- _Task requirements_
Reproduce every entry in the listing without alteration.

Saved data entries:
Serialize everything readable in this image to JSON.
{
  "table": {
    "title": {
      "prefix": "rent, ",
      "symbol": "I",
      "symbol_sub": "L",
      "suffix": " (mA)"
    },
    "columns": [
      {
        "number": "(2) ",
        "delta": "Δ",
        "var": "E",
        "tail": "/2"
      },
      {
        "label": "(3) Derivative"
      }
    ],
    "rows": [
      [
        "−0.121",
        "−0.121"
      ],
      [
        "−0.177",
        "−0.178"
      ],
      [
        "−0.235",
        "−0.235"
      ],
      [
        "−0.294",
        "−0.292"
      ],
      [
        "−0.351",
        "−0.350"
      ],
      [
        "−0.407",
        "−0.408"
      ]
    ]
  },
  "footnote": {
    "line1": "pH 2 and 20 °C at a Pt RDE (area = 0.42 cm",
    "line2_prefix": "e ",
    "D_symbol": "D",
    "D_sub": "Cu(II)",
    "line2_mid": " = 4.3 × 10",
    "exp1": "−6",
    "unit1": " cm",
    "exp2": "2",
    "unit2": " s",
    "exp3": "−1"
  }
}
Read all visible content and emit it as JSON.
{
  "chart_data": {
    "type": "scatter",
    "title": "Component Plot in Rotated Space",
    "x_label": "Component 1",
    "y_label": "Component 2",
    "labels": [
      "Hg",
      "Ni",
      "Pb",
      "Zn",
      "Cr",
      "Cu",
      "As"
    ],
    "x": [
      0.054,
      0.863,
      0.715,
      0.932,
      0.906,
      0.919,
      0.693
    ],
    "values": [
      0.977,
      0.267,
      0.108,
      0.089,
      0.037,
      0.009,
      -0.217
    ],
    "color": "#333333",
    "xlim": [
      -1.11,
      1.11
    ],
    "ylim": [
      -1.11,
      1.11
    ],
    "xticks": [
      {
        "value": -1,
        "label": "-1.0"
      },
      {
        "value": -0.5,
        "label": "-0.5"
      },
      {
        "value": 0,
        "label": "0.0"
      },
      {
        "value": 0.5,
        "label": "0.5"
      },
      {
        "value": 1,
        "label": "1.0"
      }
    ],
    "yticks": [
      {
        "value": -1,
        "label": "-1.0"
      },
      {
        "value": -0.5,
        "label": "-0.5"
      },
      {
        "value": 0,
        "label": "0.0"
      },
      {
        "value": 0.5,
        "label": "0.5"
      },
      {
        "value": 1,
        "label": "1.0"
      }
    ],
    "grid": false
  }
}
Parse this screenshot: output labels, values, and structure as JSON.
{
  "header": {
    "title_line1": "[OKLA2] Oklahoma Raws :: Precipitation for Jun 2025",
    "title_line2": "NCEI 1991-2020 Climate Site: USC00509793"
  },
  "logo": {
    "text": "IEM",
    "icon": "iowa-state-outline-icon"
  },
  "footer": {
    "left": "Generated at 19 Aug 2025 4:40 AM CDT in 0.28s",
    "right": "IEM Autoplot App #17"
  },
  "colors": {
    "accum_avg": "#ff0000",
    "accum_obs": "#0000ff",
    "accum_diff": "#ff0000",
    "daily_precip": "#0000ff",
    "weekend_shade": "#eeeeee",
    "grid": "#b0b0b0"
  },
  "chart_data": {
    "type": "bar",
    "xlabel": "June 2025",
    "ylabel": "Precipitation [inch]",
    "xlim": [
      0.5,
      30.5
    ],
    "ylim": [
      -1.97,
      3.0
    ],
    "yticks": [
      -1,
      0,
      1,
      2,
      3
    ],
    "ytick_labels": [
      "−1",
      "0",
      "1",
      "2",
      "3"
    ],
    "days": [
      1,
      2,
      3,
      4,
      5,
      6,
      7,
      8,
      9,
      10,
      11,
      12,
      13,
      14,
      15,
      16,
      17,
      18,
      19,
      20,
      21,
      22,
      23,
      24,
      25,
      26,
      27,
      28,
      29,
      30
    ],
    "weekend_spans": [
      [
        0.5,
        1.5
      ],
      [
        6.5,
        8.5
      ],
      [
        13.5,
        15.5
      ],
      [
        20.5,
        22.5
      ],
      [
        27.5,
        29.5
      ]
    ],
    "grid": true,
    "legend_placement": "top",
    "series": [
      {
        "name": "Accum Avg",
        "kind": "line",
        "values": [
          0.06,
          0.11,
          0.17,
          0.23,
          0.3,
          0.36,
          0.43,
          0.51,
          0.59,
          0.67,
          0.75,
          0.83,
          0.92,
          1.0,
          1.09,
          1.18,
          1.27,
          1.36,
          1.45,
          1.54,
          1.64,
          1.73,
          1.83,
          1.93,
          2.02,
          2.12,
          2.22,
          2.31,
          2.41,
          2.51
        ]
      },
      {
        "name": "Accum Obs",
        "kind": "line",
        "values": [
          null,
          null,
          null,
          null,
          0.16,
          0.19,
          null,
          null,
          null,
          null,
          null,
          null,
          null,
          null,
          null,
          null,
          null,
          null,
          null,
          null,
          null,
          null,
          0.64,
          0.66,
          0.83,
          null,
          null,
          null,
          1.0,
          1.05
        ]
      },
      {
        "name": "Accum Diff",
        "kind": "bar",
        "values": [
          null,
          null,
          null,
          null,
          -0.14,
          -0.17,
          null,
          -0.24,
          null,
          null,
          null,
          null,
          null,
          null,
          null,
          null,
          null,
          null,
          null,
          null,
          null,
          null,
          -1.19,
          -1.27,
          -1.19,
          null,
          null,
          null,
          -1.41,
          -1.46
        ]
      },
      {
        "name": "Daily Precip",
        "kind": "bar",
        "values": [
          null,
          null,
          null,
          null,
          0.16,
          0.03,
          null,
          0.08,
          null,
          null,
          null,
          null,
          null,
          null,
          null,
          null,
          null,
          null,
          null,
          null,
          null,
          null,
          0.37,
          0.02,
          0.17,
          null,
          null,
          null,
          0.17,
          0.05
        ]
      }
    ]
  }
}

- _Response_
Serialize everything readable in this image to JSON.
{
  "table": {
    "title": {
      "prefix": "rent, ",
      "symbol": "I",
      "symbol_sub": "L",
      "suffix": " (mA)"
    },
    "columns": [
      {
        "number": "(2) ",
        "delta": "Δ",
        "var": "E",
        "tail": "/2"
      },
      {
        "label": "(3) Derivative"
      }
    ],
    "rows": [
      [
        "−0.121",
        "−0.121"
      ],
      [
        "−0.177",
        "−0.178"
      ],
      [
        "−0.235",
        "−0.235"
      ],
      [
        "−0.294",
        "−0.292"
      ],
      [
        "−0.351",
        "−0.350"
      ],
      [
        "−0.407",
        "−0.408"
      ]
    ]
  },
  "footnote": {
    "line1": "pH 2 and 20 °C at a Pt RDE (area = 0.42 cm",
    "line2_prefix": "e ",
    "D_symbol": "D",
    "D_sub": "Cu(II)",
    "line2_mid": " = 4.3 × 10",
    "exp1": "−6",
    "unit1": " cm",
    "exp2": "2",
    "unit2": " s",
    "exp3": "−1"
  }
}
Read all visible content and emit it as JSON.
{
  "chart_data": {
    "type": "scatter",
    "title": "Component Plot in Rotated Space",
    "x_label": "Component 1",
    "y_label": "Component 2",
    "labels": [
      "Hg",
      "Ni",
      "Pb",
      "Zn",
      "Cr",
      "Cu",
      "As"
    ],
    "x": [
      0.054,
      0.863,
      0.715,
      0.932,
      0.906,
      0.919,
      0.693
    ],
    "values": [
      0.977,
      0.267,
      0.108,
      0.089,
      0.037,
      0.009,
      -0.217
    ],
    "color": "#333333",
    "xlim": [
      -1.11,
      1.11
    ],
    "ylim": [
      -1.11,
      1.11
    ],
    "xticks": [
      {
        "value": -1,
        "label": "-1.0"
      },
      {
        "value": -0.5,
        "label": "-0.5"
      },
      {
        "value": 0,
        "label": "0.0"
      },
      {
        "value": 0.5,
        "label": "0.5"
      },
      {
        "value": 1,
        "label": "1.0"
      }
    ],
    "yticks": [
      {
        "value": -1,
        "label": "-1.0"
      },
      {
        "value": -0.5,
        "label": "-0.5"
      },
      {
        "value": 0,
        "label": "0.0"
      },
      {
        "value": 0.5,
        "label": "0.5"
      },
      {
        "value": 1,
        "label": "1.0"
      }
    ],
    "grid": false
  }
}
Parse this screenshot: output labels, values, and structure as JSON.
{
  "header": {
    "title_line1": "[OKLA2] Oklahoma Raws :: Precipitation for Jun 2025",
    "title_line2": "NCEI 1991-2020 Climate Site: USC00509793"
  },
  "logo": {
    "text": "IEM",
    "icon": "iowa-state-outline-icon"
  },
  "footer": {
    "left": "Generated at 19 Aug 2025 4:40 AM CDT in 0.28s",
    "right": "IEM Autoplot App #17"
  },
  "colors": {
    "accum_avg": "#ff0000",
    "accum_obs": "#0000ff",
    "accum_diff": "#ff0000",
    "daily_precip": "#0000ff",
    "weekend_shade": "#eeeeee",
    "grid": "#b0b0b0"
  },
  "chart_data": {
    "type": "bar",
    "xlabel": "June 2025",
    "ylabel": "Precipitation [inch]",
    "xlim": [
      0.5,
      30.5
    ],
    "ylim": [
      -1.97,
      3.0
    ],
    "yticks": [
      -1,
      0,
      1,
      2,
      3
    ],
    "ytick_labels": [
      "−1",
      "0",
      "1",
      "2",
      "3"
    ],
    "days": [
      1,
      2,
      3,
      4,
      5,
      6,
      7,
      8,
      9,
      10,
      11,
      12,
      13,
      14,
      15,
      16,
      17,
      18,
      19,
      20,
      21,
      22,
      23,
      24,
      25,
      26,
      27,
      28,
      29,
      30
    ],
    "weekend_spans": [
      [
        0.5,
        1.5
      ],
      [
        6.5,
        8.5
      ],
      [
        13.5,
        15.5
      ],
      [
        20.5,
        22.5
      ],
      [
        27.5,
        29.5
      ]
    ],
    "grid": true,
    "legend_placement": "top",
    "series": [
      {
        "name": "Accum Avg",
        "kind": "line",
        "values": [
          0.06,
          0.11,
          0.17,
          0.23,
          0.3,
          0.36,
          0.43,
          0.51,
          0.59,
          0.67,
          0.75,
          0.83,
          0.92,
          1.0,
          1.09,
          1.18,
          1.27,
          1.36,
          1.45,
          1.54,
          1.64,
          1.73,
          1.83,
          1.93,
          2.02,
          2.12,
          2.22,
          2.31,
          2.41,
          2.51
        ]
      },
      {
        "name": "Accum Obs",
        "kind": "line",
        "values": [
          null,
          null,
          null,
          null,
          0.16,
          0.19,
          null,
          null,
          null,
          null,
          null,
          null,
          null,
          null,
          null,
          null,
          null,
          null,
          null,
          null,
          null,
          null,
          0.64,
          0.66,
          0.83,
          null,
          null,
          null,
          1.0,
          1.05
        ]
      },
      {
        "name": "Accum Diff",
        "kind": "bar",
        "values": [
          null,
          null,
          null,
          null,
          -0.14,
          -0.17,
          null,
          -0.24,
          null,
          null,
          null,
          null,
          null,
          null,
          null,
          null,
          null,
          null,
          null,
          null,
          null,
          null,
          -1.19,
          -1.27,
          -1.19,
          null,
          null,
          null,
          -1.41,
          -1.46
        ]
      },
      {
        "name": "Daily Precip",
        "kind": "bar",
        "values": [
          null,
          null,
          null,
          null,
          0.16,
          0.03,
          null,
          0.08,
          null,
          null,
          null,
          null,
          null,
          null,
          null,
          null,
          null,
          null,
          null,
          null,
          null,
          null,
          0.37,
          0.02,
          0.17,
          null,
          null,
          null,
          0.17,
          0.05
        ]
      }
    ]
  }
}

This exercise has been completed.